• _EXERCISE_:
Set the data down again, exactly as it reads, but without the pictures.

• _EXTRACTED DATA_:
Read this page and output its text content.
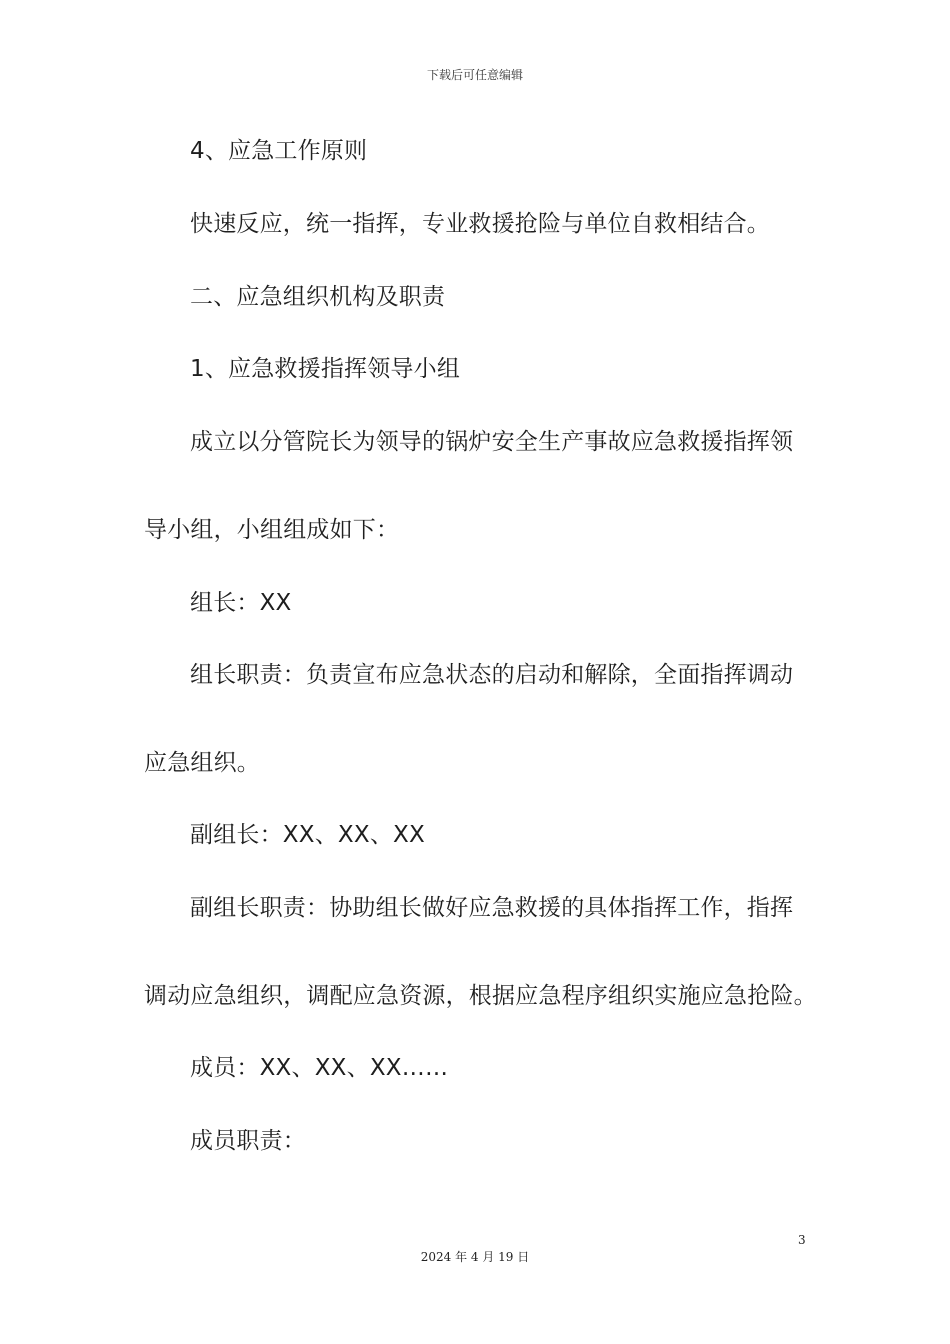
下载后可任意编辑
4、应急工作原则
快速反应，统一指挥，专业救援抢险与单位自救相结合。
二、应急组织机构及职责
1、应急救援指挥领导小组
成立以分管院长为领导的锅炉安全生产事故应急救援指挥领
导小组，小组组成如下：
组长：XX
组长职责：负责宣布应急状态的启动和解除，全面指挥调动
应急组织。
副组长：XX、XX、XX
副组长职责：协助组长做好应急救援的具体指挥工作，指挥
调动应急组织，调配应急资源，根据应急程序组织实施应急抢险。
成员：XX、XX、XX……
成员职责：
3
2024 年 4 月 19 日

• _TASK ANSWER_:
Read this page and output its text content.
下载后可任意编辑
4、应急工作原则
快速反应，统一指挥，专业救援抢险与单位自救相结合。
二、应急组织机构及职责
1、应急救援指挥领导小组
成立以分管院长为领导的锅炉安全生产事故应急救援指挥领
导小组，小组组成如下：
组长：XX
组长职责：负责宣布应急状态的启动和解除，全面指挥调动
应急组织。
副组长：XX、XX、XX
副组长职责：协助组长做好应急救援的具体指挥工作，指挥
调动应急组织，调配应急资源，根据应急程序组织实施应急抢险。
成员：XX、XX、XX……
成员职责：
3
2024 年 4 月 19 日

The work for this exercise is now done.